═══ RECORDS PROVIDED ═══

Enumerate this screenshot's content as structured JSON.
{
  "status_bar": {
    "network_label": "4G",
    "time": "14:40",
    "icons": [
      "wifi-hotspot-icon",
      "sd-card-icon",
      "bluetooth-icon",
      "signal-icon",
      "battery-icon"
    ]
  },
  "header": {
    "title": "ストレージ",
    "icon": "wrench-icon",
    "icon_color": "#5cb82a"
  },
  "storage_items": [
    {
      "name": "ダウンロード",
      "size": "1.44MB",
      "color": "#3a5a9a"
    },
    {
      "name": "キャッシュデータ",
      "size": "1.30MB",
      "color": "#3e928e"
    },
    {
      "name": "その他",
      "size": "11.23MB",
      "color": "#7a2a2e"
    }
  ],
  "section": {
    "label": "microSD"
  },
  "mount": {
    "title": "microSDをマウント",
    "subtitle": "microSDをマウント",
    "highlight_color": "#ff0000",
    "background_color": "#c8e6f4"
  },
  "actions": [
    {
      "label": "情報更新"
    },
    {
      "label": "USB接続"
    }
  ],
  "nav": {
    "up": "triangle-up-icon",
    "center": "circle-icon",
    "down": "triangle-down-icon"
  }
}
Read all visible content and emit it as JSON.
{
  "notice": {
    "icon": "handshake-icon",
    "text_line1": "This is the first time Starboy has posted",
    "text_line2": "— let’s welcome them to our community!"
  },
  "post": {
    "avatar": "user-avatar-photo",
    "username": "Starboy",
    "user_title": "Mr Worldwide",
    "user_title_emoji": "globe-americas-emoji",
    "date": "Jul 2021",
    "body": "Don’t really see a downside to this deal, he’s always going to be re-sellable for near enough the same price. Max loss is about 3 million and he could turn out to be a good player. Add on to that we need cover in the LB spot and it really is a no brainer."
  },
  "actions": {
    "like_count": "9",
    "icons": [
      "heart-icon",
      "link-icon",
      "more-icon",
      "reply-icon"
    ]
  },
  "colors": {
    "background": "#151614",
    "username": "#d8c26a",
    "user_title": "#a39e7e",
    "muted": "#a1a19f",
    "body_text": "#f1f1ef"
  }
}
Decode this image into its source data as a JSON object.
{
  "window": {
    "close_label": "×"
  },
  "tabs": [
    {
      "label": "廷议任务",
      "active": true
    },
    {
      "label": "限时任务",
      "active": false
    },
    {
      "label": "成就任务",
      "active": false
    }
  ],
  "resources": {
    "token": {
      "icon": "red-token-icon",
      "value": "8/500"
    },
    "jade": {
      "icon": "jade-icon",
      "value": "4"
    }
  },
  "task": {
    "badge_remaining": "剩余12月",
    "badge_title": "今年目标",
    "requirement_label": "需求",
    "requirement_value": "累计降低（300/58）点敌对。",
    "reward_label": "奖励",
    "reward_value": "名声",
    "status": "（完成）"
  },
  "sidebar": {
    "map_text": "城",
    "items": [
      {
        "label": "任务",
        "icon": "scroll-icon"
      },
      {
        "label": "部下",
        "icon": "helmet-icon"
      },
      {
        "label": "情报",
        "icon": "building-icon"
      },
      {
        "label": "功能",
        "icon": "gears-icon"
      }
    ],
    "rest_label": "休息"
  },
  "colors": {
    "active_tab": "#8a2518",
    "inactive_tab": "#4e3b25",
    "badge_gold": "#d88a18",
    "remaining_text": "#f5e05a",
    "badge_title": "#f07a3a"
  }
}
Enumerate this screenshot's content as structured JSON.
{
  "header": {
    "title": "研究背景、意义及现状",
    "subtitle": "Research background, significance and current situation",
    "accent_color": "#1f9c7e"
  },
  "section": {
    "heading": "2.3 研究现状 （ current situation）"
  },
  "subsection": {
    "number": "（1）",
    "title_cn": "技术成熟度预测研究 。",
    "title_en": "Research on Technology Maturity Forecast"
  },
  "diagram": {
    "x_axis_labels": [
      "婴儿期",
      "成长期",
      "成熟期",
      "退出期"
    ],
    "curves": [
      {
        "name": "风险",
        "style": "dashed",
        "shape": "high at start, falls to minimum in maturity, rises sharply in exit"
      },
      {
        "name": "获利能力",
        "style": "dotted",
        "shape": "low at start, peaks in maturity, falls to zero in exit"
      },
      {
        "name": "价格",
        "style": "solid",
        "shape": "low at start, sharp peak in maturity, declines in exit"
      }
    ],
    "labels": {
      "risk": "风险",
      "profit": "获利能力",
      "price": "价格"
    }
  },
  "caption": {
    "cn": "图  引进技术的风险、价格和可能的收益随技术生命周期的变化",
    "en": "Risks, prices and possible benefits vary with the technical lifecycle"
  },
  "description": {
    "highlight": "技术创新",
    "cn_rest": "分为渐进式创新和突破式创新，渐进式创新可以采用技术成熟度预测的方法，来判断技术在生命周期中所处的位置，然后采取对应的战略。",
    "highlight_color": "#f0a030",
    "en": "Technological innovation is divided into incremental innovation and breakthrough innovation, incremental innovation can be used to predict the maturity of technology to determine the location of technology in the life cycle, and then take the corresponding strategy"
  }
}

═══

TASK STATEMENT:
Locate each line containing the string "exit" and show it.

FINISHED ANSWER:
        "shape": "high at start, falls to minimum in maturity, rises sharply in exit"
        "shape": "low at start, peaks in maturity, falls to zero in exit"
        "shape": "low at start, sharp peak in maturity, declines in exit"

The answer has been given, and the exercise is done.